Give the number of lines in the data that contain "printf", and nothing more.

********************

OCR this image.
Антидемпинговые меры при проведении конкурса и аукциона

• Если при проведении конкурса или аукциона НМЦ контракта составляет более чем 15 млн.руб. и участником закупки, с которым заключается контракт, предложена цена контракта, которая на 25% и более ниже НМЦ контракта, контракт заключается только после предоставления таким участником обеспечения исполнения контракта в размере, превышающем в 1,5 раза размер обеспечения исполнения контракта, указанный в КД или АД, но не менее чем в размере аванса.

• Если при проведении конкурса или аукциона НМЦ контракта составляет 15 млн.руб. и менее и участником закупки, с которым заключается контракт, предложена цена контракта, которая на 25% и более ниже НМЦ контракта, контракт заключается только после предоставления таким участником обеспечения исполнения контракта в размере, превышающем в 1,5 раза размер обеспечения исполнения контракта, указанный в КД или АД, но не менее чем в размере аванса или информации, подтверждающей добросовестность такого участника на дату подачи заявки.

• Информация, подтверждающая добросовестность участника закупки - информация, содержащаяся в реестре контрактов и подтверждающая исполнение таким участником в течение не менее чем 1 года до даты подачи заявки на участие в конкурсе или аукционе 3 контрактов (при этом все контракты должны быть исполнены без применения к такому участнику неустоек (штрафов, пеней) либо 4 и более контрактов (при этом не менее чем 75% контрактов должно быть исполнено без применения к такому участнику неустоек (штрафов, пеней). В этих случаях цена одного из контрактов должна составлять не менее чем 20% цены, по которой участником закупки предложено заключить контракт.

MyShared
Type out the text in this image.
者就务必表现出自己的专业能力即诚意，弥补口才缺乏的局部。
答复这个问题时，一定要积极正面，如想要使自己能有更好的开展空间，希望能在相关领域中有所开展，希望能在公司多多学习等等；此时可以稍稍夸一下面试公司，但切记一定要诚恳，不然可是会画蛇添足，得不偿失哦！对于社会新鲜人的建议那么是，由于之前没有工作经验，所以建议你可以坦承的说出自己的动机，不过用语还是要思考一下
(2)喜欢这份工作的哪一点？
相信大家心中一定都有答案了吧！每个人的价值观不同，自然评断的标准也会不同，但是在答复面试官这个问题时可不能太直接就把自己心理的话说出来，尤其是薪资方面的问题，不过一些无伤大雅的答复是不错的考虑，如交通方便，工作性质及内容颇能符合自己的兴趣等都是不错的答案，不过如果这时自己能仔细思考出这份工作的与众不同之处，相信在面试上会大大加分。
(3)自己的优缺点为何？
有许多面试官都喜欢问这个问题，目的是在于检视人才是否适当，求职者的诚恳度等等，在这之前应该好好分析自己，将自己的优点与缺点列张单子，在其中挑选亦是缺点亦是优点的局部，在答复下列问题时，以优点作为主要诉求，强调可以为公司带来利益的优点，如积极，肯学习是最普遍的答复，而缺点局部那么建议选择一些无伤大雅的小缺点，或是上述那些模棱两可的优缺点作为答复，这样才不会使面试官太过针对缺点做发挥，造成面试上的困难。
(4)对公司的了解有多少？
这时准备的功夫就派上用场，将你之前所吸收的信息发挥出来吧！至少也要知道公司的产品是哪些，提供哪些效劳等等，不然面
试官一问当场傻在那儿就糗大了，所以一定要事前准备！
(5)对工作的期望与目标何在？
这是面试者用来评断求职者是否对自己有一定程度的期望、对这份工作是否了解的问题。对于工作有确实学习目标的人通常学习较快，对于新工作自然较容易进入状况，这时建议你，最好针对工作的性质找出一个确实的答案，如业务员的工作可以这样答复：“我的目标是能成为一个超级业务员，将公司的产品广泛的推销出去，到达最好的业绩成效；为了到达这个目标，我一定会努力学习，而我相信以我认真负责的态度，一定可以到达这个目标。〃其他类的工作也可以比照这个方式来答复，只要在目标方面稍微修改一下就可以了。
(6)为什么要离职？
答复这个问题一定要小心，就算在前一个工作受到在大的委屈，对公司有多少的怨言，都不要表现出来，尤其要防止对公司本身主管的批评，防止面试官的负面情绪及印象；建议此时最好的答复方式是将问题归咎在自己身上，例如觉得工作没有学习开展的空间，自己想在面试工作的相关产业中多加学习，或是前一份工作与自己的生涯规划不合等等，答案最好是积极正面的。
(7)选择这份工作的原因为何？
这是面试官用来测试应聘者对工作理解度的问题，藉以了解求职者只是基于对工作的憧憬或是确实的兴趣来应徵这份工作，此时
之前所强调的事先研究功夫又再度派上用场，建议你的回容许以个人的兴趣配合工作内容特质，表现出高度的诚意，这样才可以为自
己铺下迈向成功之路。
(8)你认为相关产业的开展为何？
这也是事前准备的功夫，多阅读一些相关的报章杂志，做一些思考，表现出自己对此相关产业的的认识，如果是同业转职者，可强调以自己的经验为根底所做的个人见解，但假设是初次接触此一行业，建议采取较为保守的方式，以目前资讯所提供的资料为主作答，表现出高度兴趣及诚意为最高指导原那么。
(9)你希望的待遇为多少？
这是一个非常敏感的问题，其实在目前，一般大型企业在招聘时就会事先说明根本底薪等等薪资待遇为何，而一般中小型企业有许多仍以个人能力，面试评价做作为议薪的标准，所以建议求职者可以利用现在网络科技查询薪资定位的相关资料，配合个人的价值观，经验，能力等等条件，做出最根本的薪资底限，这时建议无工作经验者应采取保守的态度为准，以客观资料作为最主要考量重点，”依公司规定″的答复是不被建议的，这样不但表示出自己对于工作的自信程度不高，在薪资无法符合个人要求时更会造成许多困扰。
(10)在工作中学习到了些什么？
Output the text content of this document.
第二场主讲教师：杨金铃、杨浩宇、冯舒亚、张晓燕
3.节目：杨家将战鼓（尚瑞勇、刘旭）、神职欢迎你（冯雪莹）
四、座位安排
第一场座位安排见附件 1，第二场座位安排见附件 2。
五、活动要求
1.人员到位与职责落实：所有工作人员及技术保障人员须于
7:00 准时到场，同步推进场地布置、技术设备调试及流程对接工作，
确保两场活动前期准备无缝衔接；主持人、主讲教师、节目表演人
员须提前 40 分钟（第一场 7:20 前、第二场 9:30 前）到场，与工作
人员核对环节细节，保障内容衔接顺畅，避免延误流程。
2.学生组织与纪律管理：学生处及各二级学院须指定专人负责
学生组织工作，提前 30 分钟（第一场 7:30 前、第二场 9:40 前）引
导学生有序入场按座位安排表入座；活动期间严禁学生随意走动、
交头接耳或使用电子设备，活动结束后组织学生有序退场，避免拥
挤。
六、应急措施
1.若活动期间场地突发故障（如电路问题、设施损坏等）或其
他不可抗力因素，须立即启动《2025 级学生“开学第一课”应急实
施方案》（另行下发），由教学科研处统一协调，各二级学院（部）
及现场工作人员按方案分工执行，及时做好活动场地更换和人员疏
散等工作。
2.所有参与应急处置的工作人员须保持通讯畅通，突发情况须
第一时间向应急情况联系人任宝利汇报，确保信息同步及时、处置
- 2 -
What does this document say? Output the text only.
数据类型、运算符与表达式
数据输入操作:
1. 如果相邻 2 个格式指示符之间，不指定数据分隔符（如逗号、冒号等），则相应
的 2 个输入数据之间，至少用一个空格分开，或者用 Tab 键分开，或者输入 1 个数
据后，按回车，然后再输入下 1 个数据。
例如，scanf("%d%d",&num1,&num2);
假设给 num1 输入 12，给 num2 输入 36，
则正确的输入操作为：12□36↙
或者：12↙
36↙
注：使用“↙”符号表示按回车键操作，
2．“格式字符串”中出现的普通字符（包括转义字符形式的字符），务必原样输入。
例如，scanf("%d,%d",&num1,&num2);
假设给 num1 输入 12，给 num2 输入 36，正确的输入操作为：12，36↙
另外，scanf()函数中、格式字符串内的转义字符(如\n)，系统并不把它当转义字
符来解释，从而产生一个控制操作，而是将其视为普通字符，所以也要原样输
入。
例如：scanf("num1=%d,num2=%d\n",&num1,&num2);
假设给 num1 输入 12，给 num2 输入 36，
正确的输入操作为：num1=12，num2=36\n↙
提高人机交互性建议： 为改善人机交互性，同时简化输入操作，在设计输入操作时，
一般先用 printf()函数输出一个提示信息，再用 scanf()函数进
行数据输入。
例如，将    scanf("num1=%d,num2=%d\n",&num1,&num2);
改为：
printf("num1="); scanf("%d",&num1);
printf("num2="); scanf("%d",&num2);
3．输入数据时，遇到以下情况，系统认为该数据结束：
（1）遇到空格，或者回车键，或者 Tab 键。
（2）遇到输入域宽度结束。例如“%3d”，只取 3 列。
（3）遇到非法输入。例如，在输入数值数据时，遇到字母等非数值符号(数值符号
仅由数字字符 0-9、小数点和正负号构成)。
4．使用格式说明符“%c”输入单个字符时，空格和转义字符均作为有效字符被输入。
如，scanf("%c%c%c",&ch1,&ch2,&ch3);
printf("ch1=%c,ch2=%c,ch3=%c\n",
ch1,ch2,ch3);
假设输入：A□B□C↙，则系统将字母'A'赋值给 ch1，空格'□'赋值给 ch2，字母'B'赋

********************

**Correct answer:**
4